EXERCISE =>
Please output the lines shown below exactly as they appear.

RECORDS SHOWN =>
— BEGIN —

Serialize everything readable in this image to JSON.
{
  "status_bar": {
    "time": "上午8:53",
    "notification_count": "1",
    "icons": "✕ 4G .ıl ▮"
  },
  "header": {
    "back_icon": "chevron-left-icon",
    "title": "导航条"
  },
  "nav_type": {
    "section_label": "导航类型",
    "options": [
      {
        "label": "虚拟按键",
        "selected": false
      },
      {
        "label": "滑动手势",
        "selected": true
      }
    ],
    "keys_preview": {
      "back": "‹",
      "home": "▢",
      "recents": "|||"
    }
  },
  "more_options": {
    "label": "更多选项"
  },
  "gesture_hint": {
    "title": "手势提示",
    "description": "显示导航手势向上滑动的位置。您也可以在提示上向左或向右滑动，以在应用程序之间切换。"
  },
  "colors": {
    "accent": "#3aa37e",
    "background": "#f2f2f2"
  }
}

— END —

RESULT FOR THIS TASK =>
Serialize everything readable in this image to JSON.
{
  "status_bar": {
    "time": "上午8:53",
    "notification_count": "1",
    "icons": "✕ 4G .ıl ▮"
  },
  "header": {
    "back_icon": "chevron-left-icon",
    "title": "导航条"
  },
  "nav_type": {
    "section_label": "导航类型",
    "options": [
      {
        "label": "虚拟按键",
        "selected": false
      },
      {
        "label": "滑动手势",
        "selected": true
      }
    ],
    "keys_preview": {
      "back": "‹",
      "home": "▢",
      "recents": "|||"
    }
  },
  "more_options": {
    "label": "更多选项"
  },
  "gesture_hint": {
    "title": "手势提示",
    "description": "显示导航手势向上滑动的位置。您也可以在提示上向左或向右滑动，以在应用程序之间切换。"
  },
  "colors": {
    "accent": "#3aa37e",
    "background": "#f2f2f2"
  }
}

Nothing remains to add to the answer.